-- Begin Records to use --

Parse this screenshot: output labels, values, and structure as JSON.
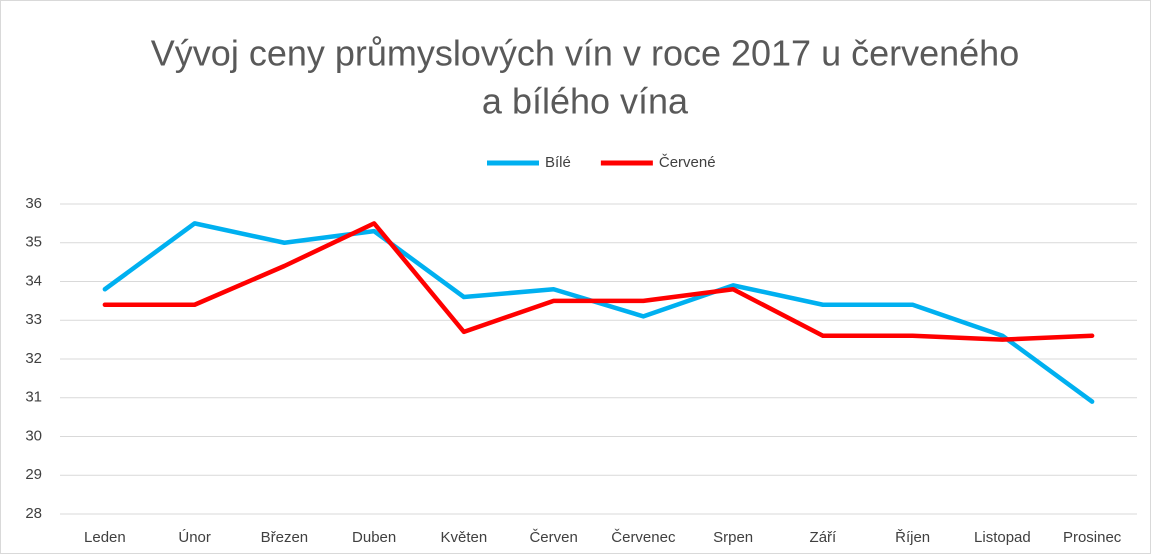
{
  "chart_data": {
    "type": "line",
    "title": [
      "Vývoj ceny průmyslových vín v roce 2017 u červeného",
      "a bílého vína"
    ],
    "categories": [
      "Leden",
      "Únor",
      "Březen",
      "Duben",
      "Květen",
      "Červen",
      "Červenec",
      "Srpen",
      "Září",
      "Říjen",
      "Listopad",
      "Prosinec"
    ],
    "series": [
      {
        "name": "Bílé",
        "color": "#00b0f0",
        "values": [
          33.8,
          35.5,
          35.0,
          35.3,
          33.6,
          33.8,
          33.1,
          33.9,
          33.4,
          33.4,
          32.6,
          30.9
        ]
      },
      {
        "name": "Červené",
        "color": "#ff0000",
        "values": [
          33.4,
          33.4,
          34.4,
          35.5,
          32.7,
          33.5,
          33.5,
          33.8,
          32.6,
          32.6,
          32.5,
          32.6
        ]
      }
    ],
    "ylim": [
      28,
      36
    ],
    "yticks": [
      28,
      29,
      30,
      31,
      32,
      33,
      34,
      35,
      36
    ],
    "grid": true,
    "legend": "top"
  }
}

-- End Records to use --
-- Begin Records to use --

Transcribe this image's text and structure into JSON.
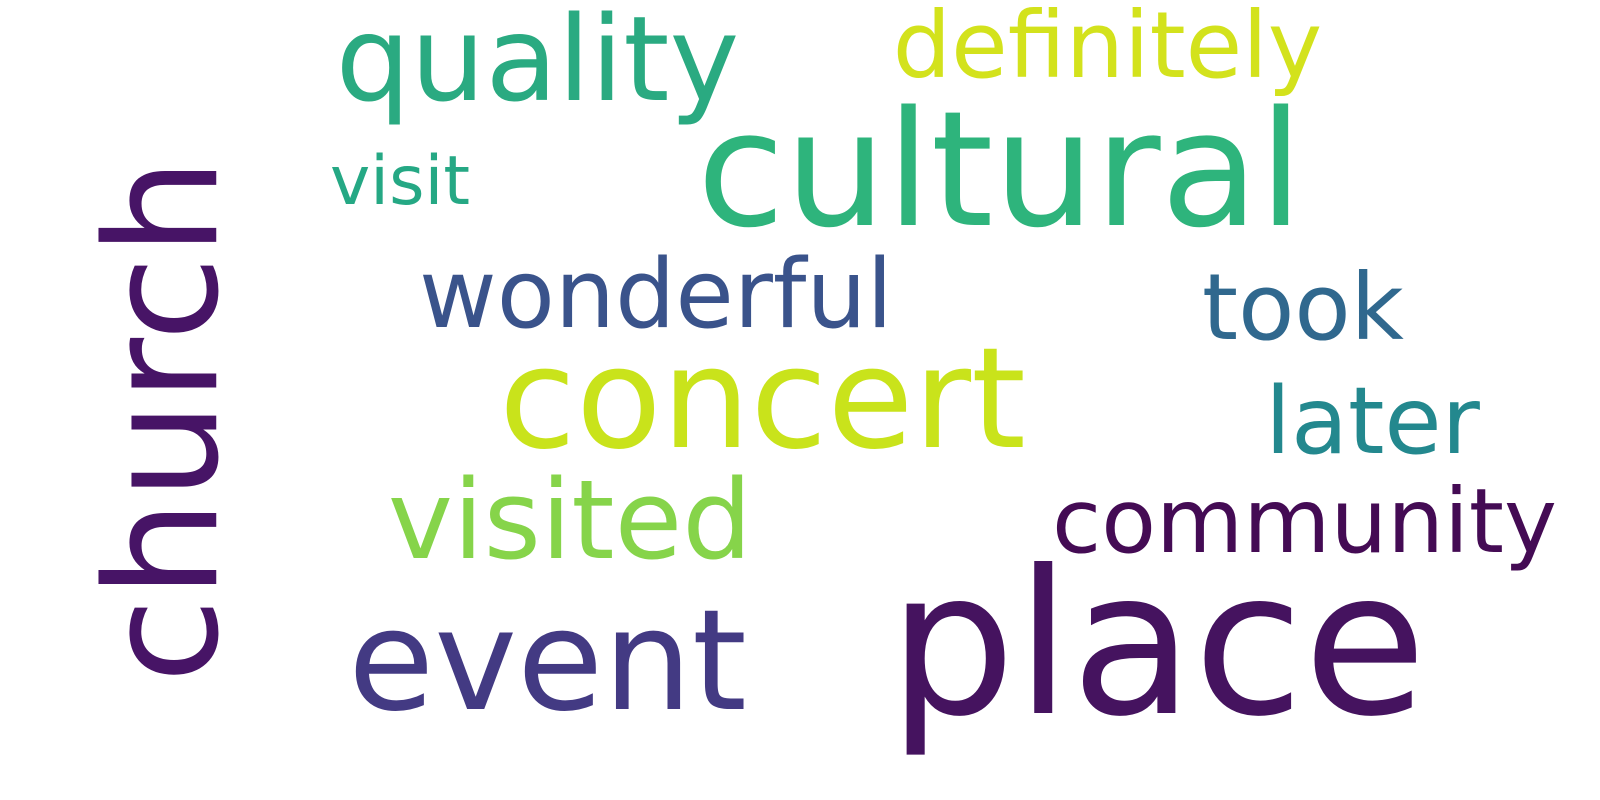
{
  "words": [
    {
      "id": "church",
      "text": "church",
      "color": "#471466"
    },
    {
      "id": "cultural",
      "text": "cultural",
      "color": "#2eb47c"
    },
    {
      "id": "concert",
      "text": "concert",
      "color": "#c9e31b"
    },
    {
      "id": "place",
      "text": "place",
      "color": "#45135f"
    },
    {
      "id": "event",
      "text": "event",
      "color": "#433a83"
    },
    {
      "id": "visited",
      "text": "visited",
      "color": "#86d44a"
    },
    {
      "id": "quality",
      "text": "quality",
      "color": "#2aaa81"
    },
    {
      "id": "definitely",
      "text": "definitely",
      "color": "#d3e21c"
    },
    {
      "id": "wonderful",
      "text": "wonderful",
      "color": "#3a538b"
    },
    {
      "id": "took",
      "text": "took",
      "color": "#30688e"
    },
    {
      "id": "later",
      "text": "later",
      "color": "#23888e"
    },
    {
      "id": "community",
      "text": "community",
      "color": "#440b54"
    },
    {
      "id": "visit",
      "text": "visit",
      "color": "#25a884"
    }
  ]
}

-- End Records to use --

Task description —
Determine how many lines in the listing above hold the word "structure", answering with the number only.

Answer to this task —
2